» **EXERCISE OBJECTIVE**: Every line in the listing is to be echoed verbatim.

## START

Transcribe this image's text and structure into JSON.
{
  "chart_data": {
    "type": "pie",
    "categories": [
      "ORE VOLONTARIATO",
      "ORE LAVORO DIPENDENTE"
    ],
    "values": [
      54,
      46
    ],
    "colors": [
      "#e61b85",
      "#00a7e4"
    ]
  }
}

## END

» **THE COMPLETED TASK**:
Transcribe this image's text and structure into JSON.
{
  "chart_data": {
    "type": "pie",
    "categories": [
      "ORE VOLONTARIATO",
      "ORE LAVORO DIPENDENTE"
    ],
    "values": [
      54,
      46
    ],
    "colors": [
      "#e61b85",
      "#00a7e4"
    ]
  }
}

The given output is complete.